Data listing:

((

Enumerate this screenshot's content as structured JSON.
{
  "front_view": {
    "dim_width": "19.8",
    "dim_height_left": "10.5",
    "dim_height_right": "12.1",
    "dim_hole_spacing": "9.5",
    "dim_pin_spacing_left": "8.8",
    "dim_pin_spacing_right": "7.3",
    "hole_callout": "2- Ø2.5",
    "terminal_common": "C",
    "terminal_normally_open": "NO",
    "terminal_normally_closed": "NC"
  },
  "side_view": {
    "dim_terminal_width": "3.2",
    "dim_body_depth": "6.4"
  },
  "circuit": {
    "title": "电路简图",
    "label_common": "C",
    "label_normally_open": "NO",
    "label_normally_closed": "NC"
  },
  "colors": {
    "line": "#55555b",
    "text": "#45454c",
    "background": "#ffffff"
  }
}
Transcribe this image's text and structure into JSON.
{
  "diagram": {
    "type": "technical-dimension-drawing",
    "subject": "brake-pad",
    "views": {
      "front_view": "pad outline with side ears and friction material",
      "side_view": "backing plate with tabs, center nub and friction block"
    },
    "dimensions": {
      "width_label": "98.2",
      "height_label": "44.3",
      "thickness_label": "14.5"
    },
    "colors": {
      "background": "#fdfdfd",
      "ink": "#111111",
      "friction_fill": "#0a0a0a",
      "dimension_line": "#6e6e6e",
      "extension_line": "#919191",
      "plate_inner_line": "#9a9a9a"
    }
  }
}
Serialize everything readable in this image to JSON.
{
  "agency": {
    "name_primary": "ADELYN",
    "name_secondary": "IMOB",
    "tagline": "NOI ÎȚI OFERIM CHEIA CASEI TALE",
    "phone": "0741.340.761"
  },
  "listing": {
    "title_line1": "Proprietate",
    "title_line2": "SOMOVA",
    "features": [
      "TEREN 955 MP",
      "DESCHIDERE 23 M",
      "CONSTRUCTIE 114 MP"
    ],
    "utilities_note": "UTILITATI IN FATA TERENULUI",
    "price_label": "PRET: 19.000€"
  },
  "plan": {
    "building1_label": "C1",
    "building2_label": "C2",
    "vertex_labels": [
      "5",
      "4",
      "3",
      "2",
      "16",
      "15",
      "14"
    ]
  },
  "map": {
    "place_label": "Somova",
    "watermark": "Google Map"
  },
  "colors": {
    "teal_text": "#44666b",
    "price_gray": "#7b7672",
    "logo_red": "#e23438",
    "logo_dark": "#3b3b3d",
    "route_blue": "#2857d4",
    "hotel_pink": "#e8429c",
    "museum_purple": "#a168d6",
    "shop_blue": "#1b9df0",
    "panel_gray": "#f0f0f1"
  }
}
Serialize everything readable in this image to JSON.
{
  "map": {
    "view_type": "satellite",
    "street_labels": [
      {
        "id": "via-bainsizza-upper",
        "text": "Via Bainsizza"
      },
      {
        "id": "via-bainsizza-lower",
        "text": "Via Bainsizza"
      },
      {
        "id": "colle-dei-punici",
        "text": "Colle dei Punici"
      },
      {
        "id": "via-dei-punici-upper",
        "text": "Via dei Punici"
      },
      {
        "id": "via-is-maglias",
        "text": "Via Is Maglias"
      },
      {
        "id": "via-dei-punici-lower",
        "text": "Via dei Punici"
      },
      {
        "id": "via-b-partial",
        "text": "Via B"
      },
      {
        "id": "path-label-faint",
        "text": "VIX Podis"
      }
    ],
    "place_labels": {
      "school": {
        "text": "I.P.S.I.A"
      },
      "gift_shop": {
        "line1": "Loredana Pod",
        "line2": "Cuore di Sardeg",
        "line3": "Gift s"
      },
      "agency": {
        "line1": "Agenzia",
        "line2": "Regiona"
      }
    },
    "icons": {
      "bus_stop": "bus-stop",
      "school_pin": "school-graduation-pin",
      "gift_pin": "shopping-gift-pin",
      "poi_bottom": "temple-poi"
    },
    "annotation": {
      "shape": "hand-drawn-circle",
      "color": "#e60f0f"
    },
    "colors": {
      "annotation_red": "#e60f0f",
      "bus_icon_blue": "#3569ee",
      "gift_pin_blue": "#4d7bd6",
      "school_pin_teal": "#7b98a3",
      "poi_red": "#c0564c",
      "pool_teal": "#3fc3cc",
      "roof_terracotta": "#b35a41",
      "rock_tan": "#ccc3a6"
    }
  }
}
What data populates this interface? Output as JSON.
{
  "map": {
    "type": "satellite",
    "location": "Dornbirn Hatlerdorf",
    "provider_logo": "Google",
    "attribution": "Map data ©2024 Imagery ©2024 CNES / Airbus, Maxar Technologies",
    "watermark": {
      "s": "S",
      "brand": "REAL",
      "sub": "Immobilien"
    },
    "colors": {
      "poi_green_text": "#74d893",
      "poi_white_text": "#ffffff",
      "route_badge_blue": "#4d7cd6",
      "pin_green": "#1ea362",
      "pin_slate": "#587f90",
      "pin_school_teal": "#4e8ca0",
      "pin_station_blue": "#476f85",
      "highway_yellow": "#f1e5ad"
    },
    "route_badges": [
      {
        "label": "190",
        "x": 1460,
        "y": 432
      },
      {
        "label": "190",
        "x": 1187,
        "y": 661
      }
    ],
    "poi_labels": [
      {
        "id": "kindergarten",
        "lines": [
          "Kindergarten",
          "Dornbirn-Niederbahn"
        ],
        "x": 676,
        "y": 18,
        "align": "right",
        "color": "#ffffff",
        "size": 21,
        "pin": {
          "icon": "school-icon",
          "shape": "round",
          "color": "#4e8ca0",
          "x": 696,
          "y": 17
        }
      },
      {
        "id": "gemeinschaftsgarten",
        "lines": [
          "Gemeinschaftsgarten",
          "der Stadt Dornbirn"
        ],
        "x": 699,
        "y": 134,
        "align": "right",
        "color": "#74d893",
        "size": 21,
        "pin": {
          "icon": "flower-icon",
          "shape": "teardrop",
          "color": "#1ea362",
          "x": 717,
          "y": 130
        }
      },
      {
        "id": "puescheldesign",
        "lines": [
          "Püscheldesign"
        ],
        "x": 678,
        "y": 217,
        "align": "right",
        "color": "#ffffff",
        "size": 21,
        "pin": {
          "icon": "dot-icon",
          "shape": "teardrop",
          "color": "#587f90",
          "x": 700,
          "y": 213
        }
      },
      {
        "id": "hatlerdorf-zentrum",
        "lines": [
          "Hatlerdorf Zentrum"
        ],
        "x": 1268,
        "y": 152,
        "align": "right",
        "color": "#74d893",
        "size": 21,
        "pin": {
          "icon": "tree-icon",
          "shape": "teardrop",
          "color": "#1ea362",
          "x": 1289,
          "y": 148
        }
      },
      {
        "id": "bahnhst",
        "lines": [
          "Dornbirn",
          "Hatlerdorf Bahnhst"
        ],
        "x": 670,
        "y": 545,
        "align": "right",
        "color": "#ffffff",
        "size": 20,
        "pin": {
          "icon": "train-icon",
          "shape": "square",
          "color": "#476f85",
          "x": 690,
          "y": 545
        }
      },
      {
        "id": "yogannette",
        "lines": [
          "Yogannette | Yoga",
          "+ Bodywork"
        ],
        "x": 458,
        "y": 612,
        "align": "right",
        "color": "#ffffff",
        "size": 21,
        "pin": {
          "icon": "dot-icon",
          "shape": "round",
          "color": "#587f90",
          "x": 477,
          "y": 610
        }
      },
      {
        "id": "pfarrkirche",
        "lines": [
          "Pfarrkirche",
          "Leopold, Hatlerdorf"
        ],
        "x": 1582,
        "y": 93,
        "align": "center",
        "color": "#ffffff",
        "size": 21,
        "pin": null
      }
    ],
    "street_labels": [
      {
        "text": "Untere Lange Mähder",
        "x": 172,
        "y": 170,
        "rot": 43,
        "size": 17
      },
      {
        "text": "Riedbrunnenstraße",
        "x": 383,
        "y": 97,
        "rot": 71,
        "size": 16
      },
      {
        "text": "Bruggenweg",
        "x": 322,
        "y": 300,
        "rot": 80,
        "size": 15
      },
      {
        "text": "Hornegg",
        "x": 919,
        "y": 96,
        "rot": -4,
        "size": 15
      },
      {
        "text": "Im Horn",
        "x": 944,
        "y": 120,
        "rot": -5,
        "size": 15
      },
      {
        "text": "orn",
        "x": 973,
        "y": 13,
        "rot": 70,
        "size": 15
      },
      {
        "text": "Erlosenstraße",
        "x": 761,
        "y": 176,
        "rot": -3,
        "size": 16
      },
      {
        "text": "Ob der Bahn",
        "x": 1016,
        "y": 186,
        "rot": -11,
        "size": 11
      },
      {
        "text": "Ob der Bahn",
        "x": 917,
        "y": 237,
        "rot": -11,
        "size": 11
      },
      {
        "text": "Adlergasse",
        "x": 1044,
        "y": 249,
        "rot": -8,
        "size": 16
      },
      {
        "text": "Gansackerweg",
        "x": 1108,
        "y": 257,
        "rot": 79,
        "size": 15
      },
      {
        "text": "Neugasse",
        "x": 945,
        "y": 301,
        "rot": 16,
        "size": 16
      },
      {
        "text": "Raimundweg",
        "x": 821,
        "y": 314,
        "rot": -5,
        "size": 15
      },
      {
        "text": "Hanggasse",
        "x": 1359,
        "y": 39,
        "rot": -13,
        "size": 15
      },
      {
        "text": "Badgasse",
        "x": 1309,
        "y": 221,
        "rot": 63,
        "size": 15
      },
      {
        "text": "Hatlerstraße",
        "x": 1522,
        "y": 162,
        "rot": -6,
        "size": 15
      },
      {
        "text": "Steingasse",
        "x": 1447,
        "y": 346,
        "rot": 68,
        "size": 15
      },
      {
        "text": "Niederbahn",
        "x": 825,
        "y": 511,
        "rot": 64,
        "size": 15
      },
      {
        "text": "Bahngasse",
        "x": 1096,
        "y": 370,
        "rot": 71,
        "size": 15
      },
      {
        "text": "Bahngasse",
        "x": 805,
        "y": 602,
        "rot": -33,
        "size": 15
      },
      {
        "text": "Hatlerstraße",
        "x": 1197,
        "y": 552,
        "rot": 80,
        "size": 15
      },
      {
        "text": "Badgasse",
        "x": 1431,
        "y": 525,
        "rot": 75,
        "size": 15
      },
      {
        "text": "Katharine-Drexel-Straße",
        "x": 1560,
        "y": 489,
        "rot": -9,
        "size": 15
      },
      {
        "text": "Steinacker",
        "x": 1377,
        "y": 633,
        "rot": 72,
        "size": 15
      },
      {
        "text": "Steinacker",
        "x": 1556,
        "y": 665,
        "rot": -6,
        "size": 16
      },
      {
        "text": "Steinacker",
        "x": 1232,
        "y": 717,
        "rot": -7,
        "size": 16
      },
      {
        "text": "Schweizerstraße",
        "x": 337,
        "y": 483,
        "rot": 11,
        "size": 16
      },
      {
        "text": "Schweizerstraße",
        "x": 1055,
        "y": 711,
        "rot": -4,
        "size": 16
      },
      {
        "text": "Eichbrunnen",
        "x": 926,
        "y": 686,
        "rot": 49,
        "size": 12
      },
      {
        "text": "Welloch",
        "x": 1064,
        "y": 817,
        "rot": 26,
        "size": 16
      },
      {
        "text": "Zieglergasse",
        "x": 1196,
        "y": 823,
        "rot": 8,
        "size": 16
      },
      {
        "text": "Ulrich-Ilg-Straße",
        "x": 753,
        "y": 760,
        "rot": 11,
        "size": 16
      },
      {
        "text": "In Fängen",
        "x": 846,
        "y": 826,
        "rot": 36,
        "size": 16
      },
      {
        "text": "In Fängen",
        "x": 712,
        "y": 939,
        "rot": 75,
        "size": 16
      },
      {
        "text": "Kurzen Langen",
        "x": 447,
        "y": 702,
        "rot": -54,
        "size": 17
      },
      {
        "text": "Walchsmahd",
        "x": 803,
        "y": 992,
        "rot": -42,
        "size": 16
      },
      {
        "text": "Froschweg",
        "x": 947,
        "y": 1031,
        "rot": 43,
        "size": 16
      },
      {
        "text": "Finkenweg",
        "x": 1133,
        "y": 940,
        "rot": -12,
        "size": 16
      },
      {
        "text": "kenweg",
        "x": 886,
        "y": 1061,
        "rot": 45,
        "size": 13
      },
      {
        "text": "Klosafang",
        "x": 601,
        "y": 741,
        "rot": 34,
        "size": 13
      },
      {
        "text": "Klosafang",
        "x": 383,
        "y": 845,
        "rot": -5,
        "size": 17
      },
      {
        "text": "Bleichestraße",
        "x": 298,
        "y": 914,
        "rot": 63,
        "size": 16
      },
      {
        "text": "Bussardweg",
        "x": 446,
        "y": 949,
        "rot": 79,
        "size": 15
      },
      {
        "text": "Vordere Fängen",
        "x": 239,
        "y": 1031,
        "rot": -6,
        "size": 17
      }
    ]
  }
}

))

Required work → Search the data for "Dornbirn". Copy every line that has it.

Output of the task →
    "location": "Dornbirn Hatlerdorf",
          "Dornbirn-Niederbahn"
          "der Stadt Dornbirn"
          "Dornbirn",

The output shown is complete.